__Stored data__.
+ + + + + + +
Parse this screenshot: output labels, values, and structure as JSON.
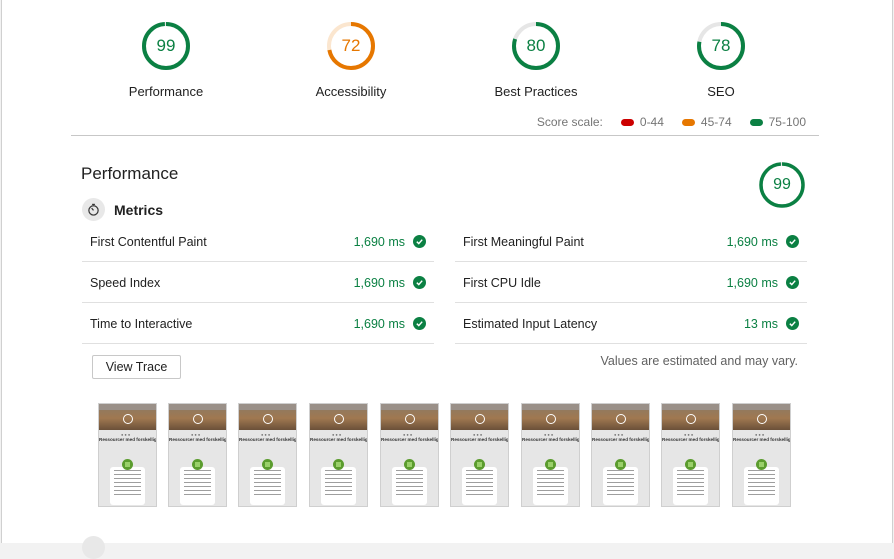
{
  "gauges": [
    {
      "score": "99",
      "label": "Performance",
      "value": 0.99,
      "color": "#0b8043"
    },
    {
      "score": "72",
      "label": "Accessibility",
      "value": 0.72,
      "color": "#e67700"
    },
    {
      "score": "80",
      "label": "Best Practices",
      "value": 0.8,
      "color": "#0b8043"
    },
    {
      "score": "78",
      "label": "SEO",
      "value": 0.78,
      "color": "#0b8043"
    }
  ],
  "scale": {
    "label": "Score scale:",
    "ranges": [
      {
        "text": "0-44",
        "color": "#cc0000"
      },
      {
        "text": "45-74",
        "color": "#e67700"
      },
      {
        "text": "75-100",
        "color": "#0b8043"
      }
    ]
  },
  "performance": {
    "title": "Performance",
    "score": "99",
    "value": 0.99,
    "metrics_title": "Metrics",
    "metrics": [
      {
        "name": "First Contentful Paint",
        "value": "1,690 ms"
      },
      {
        "name": "First Meaningful Paint",
        "value": "1,690 ms"
      },
      {
        "name": "Speed Index",
        "value": "1,690 ms"
      },
      {
        "name": "First CPU Idle",
        "value": "1,690 ms"
      },
      {
        "name": "Time to Interactive",
        "value": "1,690 ms"
      },
      {
        "name": "Estimated Input Latency",
        "value": "13 ms"
      }
    ],
    "estimate_note": "Values are estimated and may vary.",
    "view_trace": "View Trace",
    "filmstrip_heading": "Ressourcer med forskellighed"
  },
  "colors": {
    "pass": "#0b8043",
    "average": "#e67700",
    "fail": "#cc0000"
  }
}
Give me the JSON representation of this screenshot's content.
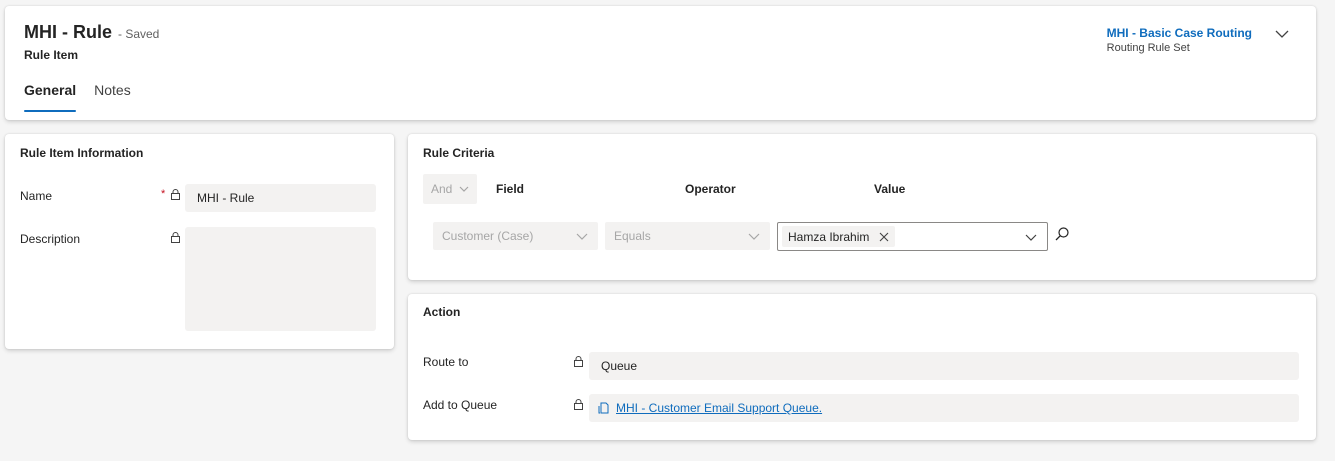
{
  "header": {
    "title": "MHI - Rule",
    "status": "- Saved",
    "entity": "Rule Item",
    "tabs": [
      {
        "label": "General",
        "active": true
      },
      {
        "label": "Notes",
        "active": false
      }
    ],
    "ruleset_link": "MHI - Basic Case Routing",
    "ruleset_type": "Routing Rule Set"
  },
  "info": {
    "title": "Rule Item Information",
    "name_label": "Name",
    "name_value": "MHI - Rule",
    "required_mark": "*",
    "description_label": "Description",
    "description_value": ""
  },
  "criteria": {
    "title": "Rule Criteria",
    "and_label": "And",
    "col_field": "Field",
    "col_operator": "Operator",
    "col_value": "Value",
    "field_value": "Customer (Case)",
    "operator_value": "Equals",
    "value_tag": "Hamza Ibrahim"
  },
  "action": {
    "title": "Action",
    "route_label": "Route to",
    "route_value": "Queue",
    "queue_label": "Add to Queue",
    "queue_value": "MHI - Customer Email Support Queue."
  },
  "colors": {
    "accent": "#0f6cbd",
    "required": "#c50f1f",
    "field_bg": "#f3f2f1"
  }
}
+ + + + + + +
__Stated problem__. Extract every line of the data exactly; pictures stay out.

__Completed exercise__.
Parse this screenshot: output labels, values, and structure as JSON.
{
  "gauges": [
    {
      "score": "99",
      "label": "Performance",
      "value": 0.99,
      "color": "#0b8043"
    },
    {
      "score": "72",
      "label": "Accessibility",
      "value": 0.72,
      "color": "#e67700"
    },
    {
      "score": "80",
      "label": "Best Practices",
      "value": 0.8,
      "color": "#0b8043"
    },
    {
      "score": "78",
      "label": "SEO",
      "value": 0.78,
      "color": "#0b8043"
    }
  ],
  "scale": {
    "label": "Score scale:",
    "ranges": [
      {
        "text": "0-44",
        "color": "#cc0000"
      },
      {
        "text": "45-74",
        "color": "#e67700"
      },
      {
        "text": "75-100",
        "color": "#0b8043"
      }
    ]
  },
  "performance": {
    "title": "Performance",
    "score": "99",
    "value": 0.99,
    "metrics_title": "Metrics",
    "metrics": [
      {
        "name": "First Contentful Paint",
        "value": "1,690 ms"
      },
      {
        "name": "First Meaningful Paint",
        "value": "1,690 ms"
      },
      {
        "name": "Speed Index",
        "value": "1,690 ms"
      },
      {
        "name": "First CPU Idle",
        "value": "1,690 ms"
      },
      {
        "name": "Time to Interactive",
        "value": "1,690 ms"
      },
      {
        "name": "Estimated Input Latency",
        "value": "13 ms"
      }
    ],
    "estimate_note": "Values are estimated and may vary.",
    "view_trace": "View Trace",
    "filmstrip_heading": "Ressourcer med forskellighed"
  },
  "colors": {
    "pass": "#0b8043",
    "average": "#e67700",
    "fail": "#cc0000"
  }
}
Give me the JSON representation of this screenshot's content.
{
  "header": {
    "title": "MHI - Rule",
    "status": "- Saved",
    "entity": "Rule Item",
    "tabs": [
      {
        "label": "General",
        "active": true
      },
      {
        "label": "Notes",
        "active": false
      }
    ],
    "ruleset_link": "MHI - Basic Case Routing",
    "ruleset_type": "Routing Rule Set"
  },
  "info": {
    "title": "Rule Item Information",
    "name_label": "Name",
    "name_value": "MHI - Rule",
    "required_mark": "*",
    "description_label": "Description",
    "description_value": ""
  },
  "criteria": {
    "title": "Rule Criteria",
    "and_label": "And",
    "col_field": "Field",
    "col_operator": "Operator",
    "col_value": "Value",
    "field_value": "Customer (Case)",
    "operator_value": "Equals",
    "value_tag": "Hamza Ibrahim"
  },
  "action": {
    "title": "Action",
    "route_label": "Route to",
    "route_value": "Queue",
    "queue_label": "Add to Queue",
    "queue_value": "MHI - Customer Email Support Queue."
  },
  "colors": {
    "accent": "#0f6cbd",
    "required": "#c50f1f",
    "field_bg": "#f3f2f1"
  }
}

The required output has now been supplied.